** begin **

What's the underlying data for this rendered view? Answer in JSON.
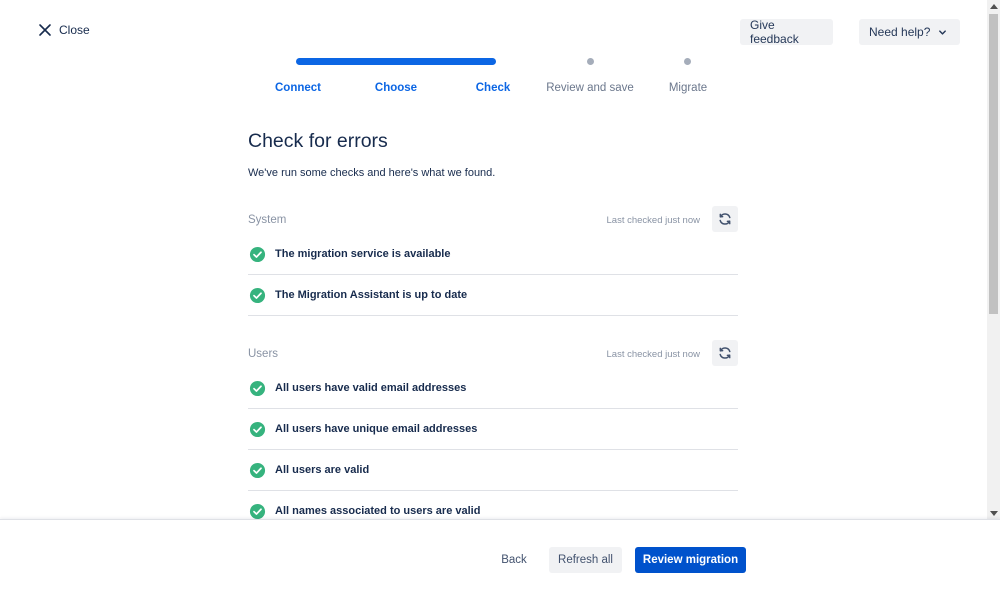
{
  "header": {
    "close_label": "Close",
    "feedback_label": "Give feedback",
    "help_label": "Need help?"
  },
  "stepper": {
    "steps": [
      {
        "label": "Connect",
        "state": "done"
      },
      {
        "label": "Choose",
        "state": "done"
      },
      {
        "label": "Check",
        "state": "current"
      },
      {
        "label": "Review and save",
        "state": "todo"
      },
      {
        "label": "Migrate",
        "state": "todo"
      }
    ]
  },
  "main": {
    "title": "Check for errors",
    "subtitle": "We've run some checks and here's what we found."
  },
  "sections": [
    {
      "title": "System",
      "last_checked": "Last checked just now",
      "checks": [
        "The migration service is available",
        "The Migration Assistant is up to date"
      ]
    },
    {
      "title": "Users",
      "last_checked": "Last checked just now",
      "checks": [
        "All users have valid email addresses",
        "All users have unique email addresses",
        "All users are valid",
        "All names associated to users are valid"
      ]
    }
  ],
  "footer": {
    "back_label": "Back",
    "refresh_all_label": "Refresh all",
    "review_label": "Review migration"
  },
  "colors": {
    "primary": "#0052CC",
    "progress": "#0C66E4",
    "success": "#36B37E",
    "text": "#172B4D",
    "muted": "#8993A4"
  },
  "icons": {
    "close": "close-icon",
    "help": "chevron-down-icon",
    "refresh": "refresh-icon",
    "check": "check-circle-icon"
  }
}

** end **

Exercise:
Output every entry word for word, but omit the pictures.

Output for this task:
What's the underlying data for this rendered view? Answer in JSON.
{
  "header": {
    "close_label": "Close",
    "feedback_label": "Give feedback",
    "help_label": "Need help?"
  },
  "stepper": {
    "steps": [
      {
        "label": "Connect",
        "state": "done"
      },
      {
        "label": "Choose",
        "state": "done"
      },
      {
        "label": "Check",
        "state": "current"
      },
      {
        "label": "Review and save",
        "state": "todo"
      },
      {
        "label": "Migrate",
        "state": "todo"
      }
    ]
  },
  "main": {
    "title": "Check for errors",
    "subtitle": "We've run some checks and here's what we found."
  },
  "sections": [
    {
      "title": "System",
      "last_checked": "Last checked just now",
      "checks": [
        "The migration service is available",
        "The Migration Assistant is up to date"
      ]
    },
    {
      "title": "Users",
      "last_checked": "Last checked just now",
      "checks": [
        "All users have valid email addresses",
        "All users have unique email addresses",
        "All users are valid",
        "All names associated to users are valid"
      ]
    }
  ],
  "footer": {
    "back_label": "Back",
    "refresh_all_label": "Refresh all",
    "review_label": "Review migration"
  },
  "colors": {
    "primary": "#0052CC",
    "progress": "#0C66E4",
    "success": "#36B37E",
    "text": "#172B4D",
    "muted": "#8993A4"
  },
  "icons": {
    "close": "close-icon",
    "help": "chevron-down-icon",
    "refresh": "refresh-icon",
    "check": "check-circle-icon"
  }
}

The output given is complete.